[Stored records]

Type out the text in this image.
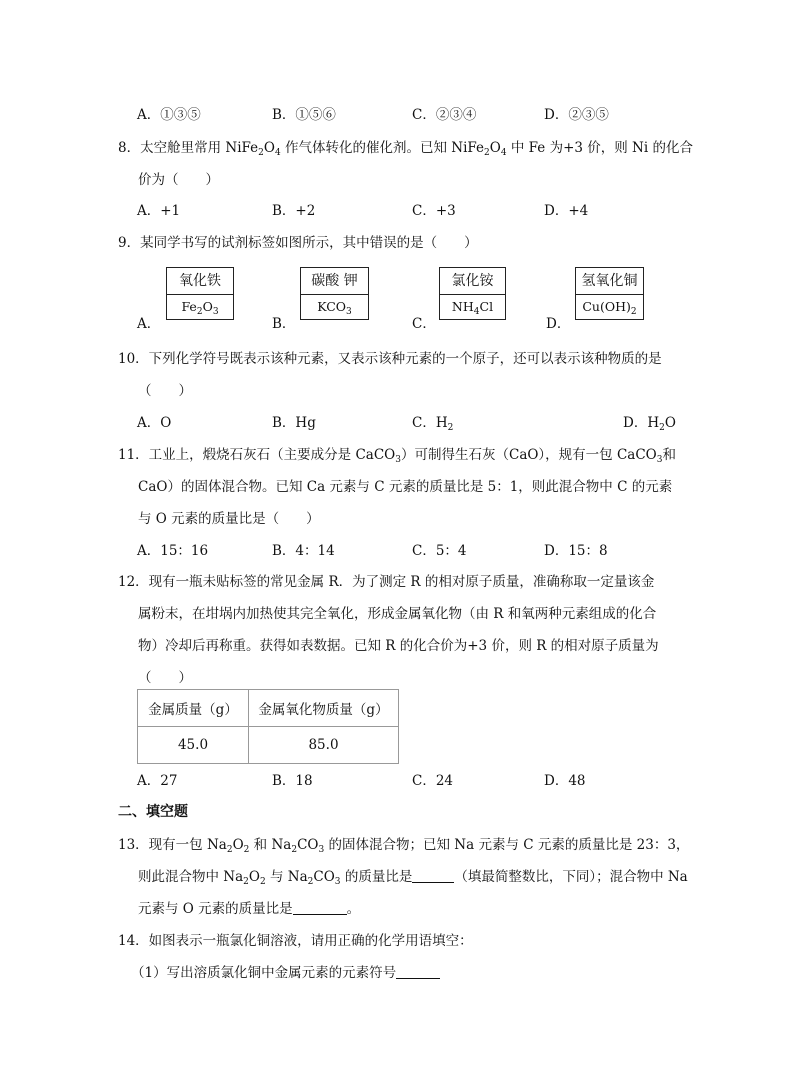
A．①③⑤	B．①⑤⑥	C．②③④	D．②③⑤
8．太空舱里常用 $NiFe_2O_4$ 作气体转化的催化剂。已知 $NiFe_2O_4$ 中 Fe 为+3 价，则 Ni 的化合
价为（　　）
A．+1	B．+2	C．+3	D．+4
9．某同学书写的试剂标签如图所示，其中错误的是（　　）
A．
氧化铁
$Fe_2O_3$
B．
碳酸 钾
$KCO_3$
C．
氯化铵
$NH_4Cl$
D．
氢氧化铜
$Cu(OH)_2$
10．下列化学符号既表示该种元素，又表示该种元素的一个原子，还可以表示该种物质的是
（　　）
A．O	B．Hg	C．$H_2$	D．$H_2O$
11．工业上，煅烧石灰石（主要成分是 CaCO$_3$）可制得生石灰（CaO），规有一包 CaCO$_3$和
CaO）的固体混合物。已知 Ca 元素与 C 元素的质量比是 5：1，则此混合物中 C 的元素
与 O 元素的质量比是（　　）
A．15：16	B．4：14	C．5：4	D．15：8
12．现有一瓶未贴标签的常见金属 R．为了测定 R 的相对原子质量，准确称取一定量该金
属粉末，在坩埚内加热使其完全氧化，形成金属氧化物（由 R 和氧两种元素组成的化合
物）冷却后再称重。获得如表数据。已知 R 的化合价为+3 价，则 R 的相对原子质量为
（　　）
金属质量（g）	金属氧化物质量（g）
45.0	85.0
A．27	B．18	C．24	D．48
二、填空题
13．现有一包 $Na_2O_2$ 和 $Na_2CO_3$ 的固体混合物；已知 Na 元素与 C 元素的质量比是 23：3，
则此混合物中 $Na_2O_2$ 与 $Na_2CO_3$ 的质量比是	（填最简整数比，下同）；混合物中 Na
元素与 O 元素的质量比是	。
14．如图表示一瓶氯化铜溶液，请用正确的化学用语填空：
（1）写出溶质氯化铜中金属元素的元素符号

What is required = Set the listing down in full and exactly. Pictures within it should not appear in the copy.

Complete output =
Type out the text in this image.
A．①③⑤	B．①⑤⑥	C．②③④	D．②③⑤
8．太空舱里常用 $NiFe_2O_4$ 作气体转化的催化剂。已知 $NiFe_2O_4$ 中 Fe 为+3 价，则 Ni 的化合
价为（　　）
A．+1	B．+2	C．+3	D．+4
9．某同学书写的试剂标签如图所示，其中错误的是（　　）
A．
氧化铁
$Fe_2O_3$
B．
碳酸 钾
$KCO_3$
C．
氯化铵
$NH_4Cl$
D．
氢氧化铜
$Cu(OH)_2$
10．下列化学符号既表示该种元素，又表示该种元素的一个原子，还可以表示该种物质的是
（　　）
A．O	B．Hg	C．$H_2$	D．$H_2O$
11．工业上，煅烧石灰石（主要成分是 CaCO$_3$）可制得生石灰（CaO），规有一包 CaCO$_3$和
CaO）的固体混合物。已知 Ca 元素与 C 元素的质量比是 5：1，则此混合物中 C 的元素
与 O 元素的质量比是（　　）
A．15：16	B．4：14	C．5：4	D．15：8
12．现有一瓶未贴标签的常见金属 R．为了测定 R 的相对原子质量，准确称取一定量该金
属粉末，在坩埚内加热使其完全氧化，形成金属氧化物（由 R 和氧两种元素组成的化合
物）冷却后再称重。获得如表数据。已知 R 的化合价为+3 价，则 R 的相对原子质量为
（　　）
金属质量（g）	金属氧化物质量（g）
45.0	85.0
A．27	B．18	C．24	D．48
二、填空题
13．现有一包 $Na_2O_2$ 和 $Na_2CO_3$ 的固体混合物；已知 Na 元素与 C 元素的质量比是 23：3，
则此混合物中 $Na_2O_2$ 与 $Na_2CO_3$ 的质量比是	（填最简整数比，下同）；混合物中 Na
元素与 O 元素的质量比是	。
14．如图表示一瓶氯化铜溶液，请用正确的化学用语填空：
（1）写出溶质氯化铜中金属元素的元素符号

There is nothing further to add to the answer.